## Provided data:
******
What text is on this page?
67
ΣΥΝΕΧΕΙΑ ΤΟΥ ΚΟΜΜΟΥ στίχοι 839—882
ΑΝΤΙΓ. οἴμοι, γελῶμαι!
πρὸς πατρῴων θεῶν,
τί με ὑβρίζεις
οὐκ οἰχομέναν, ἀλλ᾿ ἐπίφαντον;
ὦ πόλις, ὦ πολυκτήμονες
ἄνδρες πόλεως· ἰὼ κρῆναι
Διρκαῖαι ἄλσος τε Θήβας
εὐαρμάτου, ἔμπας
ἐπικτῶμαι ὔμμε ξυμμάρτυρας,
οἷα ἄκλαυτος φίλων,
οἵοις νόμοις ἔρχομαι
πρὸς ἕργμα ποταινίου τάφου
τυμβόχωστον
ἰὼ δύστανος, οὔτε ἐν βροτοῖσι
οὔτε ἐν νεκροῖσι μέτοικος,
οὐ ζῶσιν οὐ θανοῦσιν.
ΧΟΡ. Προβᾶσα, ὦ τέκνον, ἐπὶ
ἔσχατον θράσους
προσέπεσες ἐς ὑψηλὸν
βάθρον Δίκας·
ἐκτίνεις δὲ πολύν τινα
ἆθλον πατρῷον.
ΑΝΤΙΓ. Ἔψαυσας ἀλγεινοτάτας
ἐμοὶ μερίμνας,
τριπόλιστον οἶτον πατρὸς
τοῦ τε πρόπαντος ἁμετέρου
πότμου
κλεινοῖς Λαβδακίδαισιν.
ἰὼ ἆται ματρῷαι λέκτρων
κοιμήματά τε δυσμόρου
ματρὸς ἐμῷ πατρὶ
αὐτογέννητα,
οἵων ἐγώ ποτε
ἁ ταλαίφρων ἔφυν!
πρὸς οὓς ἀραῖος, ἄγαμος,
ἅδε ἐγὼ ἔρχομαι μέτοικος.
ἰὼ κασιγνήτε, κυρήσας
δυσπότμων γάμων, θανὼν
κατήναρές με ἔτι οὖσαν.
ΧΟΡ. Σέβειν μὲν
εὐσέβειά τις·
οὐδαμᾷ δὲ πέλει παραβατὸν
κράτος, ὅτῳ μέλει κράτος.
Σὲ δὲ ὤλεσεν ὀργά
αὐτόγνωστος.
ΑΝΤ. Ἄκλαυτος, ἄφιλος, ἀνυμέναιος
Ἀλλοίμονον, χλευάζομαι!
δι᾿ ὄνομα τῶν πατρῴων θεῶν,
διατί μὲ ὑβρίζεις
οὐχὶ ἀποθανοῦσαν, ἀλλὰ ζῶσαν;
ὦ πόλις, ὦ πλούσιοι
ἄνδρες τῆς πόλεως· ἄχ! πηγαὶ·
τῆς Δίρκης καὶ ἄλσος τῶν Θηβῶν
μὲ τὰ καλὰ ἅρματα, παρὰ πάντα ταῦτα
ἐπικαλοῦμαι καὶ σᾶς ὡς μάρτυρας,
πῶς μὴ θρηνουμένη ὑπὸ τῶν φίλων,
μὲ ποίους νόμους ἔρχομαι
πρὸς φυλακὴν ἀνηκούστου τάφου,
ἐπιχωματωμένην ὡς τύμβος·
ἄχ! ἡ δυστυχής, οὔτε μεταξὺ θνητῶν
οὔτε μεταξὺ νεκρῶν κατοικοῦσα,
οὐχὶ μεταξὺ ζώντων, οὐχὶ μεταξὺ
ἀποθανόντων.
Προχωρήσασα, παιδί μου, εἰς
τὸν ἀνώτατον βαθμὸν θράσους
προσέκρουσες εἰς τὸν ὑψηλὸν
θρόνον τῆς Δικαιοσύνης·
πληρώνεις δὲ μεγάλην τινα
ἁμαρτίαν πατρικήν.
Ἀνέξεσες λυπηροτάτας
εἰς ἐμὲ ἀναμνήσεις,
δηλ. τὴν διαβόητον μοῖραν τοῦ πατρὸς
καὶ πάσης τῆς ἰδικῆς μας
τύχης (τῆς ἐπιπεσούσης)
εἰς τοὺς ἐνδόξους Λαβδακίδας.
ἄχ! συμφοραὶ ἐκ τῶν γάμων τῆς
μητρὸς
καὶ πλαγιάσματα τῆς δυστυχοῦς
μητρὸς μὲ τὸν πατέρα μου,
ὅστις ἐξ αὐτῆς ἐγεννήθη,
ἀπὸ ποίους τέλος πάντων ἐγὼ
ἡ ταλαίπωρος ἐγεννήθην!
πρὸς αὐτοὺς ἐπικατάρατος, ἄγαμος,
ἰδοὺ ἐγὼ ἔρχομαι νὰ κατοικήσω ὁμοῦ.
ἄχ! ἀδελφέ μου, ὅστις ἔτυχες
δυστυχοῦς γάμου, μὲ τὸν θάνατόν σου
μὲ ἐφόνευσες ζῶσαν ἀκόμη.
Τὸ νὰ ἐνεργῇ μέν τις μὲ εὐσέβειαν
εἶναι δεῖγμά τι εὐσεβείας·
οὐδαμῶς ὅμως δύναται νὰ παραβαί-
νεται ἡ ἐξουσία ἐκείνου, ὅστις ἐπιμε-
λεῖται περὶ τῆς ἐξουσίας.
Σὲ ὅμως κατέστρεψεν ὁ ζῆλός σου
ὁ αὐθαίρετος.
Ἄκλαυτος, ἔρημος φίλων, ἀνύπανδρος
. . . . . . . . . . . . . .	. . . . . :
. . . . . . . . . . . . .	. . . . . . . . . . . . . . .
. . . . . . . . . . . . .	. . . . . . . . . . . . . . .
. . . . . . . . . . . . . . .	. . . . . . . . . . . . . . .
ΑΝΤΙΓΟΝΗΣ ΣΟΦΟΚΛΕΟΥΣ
******
In the entries above, identify each line that includes the string "μεταξὺ", then copy it.

ἄχ! ἡ δυστυχής, οὔτε μεταξὺ θνητῶν
οὔτε μεταξὺ νεκρῶν κατοικοῦσα,
οὐχὶ μεταξὺ ζώντων, οὐχὶ μεταξὺ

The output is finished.